(Collected data entries)
--- Begin ---

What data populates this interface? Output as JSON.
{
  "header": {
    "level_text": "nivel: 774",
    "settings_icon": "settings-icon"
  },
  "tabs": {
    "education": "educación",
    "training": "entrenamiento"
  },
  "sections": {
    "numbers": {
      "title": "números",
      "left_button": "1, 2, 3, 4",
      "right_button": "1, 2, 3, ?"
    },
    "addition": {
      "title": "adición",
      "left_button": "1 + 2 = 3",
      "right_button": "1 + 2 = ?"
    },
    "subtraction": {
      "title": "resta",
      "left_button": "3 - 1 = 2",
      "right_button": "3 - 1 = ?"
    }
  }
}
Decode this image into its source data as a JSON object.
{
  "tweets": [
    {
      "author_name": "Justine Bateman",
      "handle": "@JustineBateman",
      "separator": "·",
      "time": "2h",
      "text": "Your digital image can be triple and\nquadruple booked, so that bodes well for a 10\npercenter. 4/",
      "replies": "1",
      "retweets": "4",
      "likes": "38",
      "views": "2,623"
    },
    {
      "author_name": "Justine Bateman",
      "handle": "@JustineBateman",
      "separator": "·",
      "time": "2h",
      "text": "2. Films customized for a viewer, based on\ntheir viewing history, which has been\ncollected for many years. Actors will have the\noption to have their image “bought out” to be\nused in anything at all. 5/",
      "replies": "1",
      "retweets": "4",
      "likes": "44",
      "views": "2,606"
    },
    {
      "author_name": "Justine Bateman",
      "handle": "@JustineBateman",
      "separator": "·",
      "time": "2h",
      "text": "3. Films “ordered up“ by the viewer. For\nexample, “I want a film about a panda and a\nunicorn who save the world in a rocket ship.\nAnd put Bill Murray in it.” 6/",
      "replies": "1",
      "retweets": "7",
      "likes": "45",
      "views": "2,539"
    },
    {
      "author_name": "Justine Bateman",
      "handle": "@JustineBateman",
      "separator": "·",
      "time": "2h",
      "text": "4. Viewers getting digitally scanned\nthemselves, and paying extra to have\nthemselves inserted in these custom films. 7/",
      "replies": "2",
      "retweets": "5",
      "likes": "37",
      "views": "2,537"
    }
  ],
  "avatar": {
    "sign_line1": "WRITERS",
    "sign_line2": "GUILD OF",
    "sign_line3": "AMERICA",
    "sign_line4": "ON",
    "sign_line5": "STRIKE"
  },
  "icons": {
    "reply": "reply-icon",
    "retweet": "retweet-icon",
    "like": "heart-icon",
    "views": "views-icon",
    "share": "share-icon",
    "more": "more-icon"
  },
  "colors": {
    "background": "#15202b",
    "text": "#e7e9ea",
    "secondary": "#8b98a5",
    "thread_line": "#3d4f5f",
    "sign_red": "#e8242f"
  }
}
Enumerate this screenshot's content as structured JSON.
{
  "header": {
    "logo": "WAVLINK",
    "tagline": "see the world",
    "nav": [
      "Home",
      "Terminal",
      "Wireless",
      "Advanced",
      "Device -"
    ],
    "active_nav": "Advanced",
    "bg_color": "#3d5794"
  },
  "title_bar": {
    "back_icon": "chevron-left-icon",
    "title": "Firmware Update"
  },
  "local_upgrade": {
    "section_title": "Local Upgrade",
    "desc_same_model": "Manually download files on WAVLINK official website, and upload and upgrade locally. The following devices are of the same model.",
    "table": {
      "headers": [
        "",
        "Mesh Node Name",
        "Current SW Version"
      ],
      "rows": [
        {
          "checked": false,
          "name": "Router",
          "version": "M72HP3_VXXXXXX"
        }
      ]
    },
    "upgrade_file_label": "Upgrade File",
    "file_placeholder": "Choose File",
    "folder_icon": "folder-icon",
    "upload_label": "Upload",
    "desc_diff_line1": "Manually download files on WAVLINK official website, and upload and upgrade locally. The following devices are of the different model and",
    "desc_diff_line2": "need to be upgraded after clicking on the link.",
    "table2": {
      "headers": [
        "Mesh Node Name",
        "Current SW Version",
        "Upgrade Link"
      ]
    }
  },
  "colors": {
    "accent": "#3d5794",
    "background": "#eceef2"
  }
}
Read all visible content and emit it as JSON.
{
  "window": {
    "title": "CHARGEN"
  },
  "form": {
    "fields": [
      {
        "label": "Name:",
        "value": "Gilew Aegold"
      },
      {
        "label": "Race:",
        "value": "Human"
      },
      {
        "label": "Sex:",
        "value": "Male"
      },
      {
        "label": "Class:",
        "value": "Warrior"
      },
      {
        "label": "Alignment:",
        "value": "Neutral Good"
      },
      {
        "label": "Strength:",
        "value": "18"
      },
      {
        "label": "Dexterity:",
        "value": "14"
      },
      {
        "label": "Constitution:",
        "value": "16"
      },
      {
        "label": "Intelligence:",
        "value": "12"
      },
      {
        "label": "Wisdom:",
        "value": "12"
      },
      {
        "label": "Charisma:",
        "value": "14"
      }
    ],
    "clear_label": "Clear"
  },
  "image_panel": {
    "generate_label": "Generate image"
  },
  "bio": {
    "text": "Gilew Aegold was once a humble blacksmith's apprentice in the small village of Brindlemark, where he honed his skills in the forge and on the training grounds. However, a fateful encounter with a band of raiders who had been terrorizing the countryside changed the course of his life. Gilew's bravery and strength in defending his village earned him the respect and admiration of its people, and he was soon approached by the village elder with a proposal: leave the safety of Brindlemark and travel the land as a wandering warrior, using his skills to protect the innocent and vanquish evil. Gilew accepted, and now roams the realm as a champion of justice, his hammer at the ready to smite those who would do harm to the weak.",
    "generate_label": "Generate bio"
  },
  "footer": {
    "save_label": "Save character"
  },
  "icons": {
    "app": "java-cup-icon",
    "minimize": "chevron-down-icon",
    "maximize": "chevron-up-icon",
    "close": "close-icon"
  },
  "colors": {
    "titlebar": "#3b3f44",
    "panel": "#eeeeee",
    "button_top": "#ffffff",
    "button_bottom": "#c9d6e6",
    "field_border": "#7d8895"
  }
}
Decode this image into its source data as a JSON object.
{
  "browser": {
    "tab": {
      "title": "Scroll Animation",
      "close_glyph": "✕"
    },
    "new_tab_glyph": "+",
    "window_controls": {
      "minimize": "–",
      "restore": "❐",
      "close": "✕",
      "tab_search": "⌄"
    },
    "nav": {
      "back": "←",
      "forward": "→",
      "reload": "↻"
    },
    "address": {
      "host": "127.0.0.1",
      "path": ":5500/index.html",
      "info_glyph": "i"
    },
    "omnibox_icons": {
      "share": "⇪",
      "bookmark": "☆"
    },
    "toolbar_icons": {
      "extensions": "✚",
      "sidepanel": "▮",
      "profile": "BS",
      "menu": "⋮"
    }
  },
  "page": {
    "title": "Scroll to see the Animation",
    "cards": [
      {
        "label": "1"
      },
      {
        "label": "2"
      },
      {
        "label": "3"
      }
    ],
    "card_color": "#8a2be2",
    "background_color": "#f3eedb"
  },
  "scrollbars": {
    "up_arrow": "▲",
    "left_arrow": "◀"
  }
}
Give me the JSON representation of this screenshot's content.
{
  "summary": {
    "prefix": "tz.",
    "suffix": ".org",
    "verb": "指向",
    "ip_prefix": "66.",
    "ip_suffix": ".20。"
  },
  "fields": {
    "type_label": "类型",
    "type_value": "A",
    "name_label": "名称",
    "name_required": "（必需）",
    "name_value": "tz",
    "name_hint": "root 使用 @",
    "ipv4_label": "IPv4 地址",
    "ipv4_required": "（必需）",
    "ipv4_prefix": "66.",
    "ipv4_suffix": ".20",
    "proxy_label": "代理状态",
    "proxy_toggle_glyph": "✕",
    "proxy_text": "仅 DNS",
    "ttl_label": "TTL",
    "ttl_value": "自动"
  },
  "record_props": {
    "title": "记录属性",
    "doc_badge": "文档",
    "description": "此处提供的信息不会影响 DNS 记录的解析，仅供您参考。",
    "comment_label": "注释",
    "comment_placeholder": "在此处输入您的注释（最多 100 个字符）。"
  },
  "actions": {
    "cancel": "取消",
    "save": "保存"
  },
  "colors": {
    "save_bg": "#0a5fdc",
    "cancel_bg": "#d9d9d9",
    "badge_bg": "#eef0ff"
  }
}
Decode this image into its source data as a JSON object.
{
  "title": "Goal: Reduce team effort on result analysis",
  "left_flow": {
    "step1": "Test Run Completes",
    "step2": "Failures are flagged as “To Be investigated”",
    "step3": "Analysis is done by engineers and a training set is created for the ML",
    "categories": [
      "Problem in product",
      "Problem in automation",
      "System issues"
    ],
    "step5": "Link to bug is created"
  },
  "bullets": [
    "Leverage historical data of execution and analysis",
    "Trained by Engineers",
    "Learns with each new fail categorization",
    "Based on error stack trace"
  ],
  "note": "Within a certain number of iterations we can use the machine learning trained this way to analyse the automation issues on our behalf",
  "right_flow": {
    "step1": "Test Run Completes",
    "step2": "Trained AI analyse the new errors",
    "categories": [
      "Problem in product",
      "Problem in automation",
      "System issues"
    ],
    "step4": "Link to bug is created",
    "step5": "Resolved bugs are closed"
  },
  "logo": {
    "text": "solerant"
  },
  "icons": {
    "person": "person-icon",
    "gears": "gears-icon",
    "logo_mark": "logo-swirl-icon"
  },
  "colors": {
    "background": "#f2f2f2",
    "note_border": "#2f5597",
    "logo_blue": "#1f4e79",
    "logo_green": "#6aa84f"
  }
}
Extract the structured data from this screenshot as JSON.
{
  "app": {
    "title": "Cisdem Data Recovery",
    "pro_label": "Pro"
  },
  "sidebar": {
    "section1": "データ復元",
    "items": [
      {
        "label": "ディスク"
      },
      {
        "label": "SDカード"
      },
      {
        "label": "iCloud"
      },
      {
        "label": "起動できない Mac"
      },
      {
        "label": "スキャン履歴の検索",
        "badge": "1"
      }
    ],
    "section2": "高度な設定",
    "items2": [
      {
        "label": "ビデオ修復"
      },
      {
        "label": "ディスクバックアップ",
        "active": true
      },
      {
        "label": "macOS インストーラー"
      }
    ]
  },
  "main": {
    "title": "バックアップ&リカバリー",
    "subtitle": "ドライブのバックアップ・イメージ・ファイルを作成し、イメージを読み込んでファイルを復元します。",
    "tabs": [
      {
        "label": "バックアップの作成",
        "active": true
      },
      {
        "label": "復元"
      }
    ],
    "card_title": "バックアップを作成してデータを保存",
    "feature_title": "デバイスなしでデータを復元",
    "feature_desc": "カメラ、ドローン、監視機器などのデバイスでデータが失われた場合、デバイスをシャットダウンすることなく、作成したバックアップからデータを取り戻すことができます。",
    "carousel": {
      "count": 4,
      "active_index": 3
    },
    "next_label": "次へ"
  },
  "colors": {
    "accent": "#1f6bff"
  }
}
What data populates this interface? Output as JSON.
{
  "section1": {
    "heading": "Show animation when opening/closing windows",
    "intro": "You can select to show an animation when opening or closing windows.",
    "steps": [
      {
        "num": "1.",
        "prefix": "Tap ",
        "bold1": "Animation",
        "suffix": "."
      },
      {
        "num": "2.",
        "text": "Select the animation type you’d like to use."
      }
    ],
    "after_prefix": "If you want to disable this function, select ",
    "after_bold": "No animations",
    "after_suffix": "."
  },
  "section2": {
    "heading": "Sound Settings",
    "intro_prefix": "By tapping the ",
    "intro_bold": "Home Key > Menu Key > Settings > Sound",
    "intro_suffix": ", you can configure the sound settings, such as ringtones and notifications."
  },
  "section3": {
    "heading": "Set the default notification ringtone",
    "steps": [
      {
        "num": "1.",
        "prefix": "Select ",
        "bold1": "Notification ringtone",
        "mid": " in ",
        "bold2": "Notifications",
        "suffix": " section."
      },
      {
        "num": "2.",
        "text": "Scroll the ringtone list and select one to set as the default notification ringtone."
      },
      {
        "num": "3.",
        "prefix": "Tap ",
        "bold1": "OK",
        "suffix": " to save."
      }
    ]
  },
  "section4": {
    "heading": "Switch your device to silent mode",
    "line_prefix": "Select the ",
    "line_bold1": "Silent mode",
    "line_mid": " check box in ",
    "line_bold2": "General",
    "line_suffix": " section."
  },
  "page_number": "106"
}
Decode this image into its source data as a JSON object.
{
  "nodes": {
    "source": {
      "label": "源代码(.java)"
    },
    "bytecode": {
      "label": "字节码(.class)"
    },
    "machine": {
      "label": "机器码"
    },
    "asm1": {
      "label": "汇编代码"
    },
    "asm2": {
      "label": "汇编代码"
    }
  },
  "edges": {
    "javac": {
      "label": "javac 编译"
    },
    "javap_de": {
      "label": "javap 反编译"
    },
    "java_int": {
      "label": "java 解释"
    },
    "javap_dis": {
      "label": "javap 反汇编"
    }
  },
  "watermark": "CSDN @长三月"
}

--- End ---

### Problem to solve
In the records above, locate each line with the word "WAVLINK". Copy all such lines.

### Result of this task
    "logo": "WAVLINK",
    "desc_same_model": "Manually download files on WAVLINK official website, and upload and upgrade locally. The following devices are of the same model.",
    "desc_diff_line1": "Manually download files on WAVLINK official website, and upload and upgrade locally. The following devices are of the different model and",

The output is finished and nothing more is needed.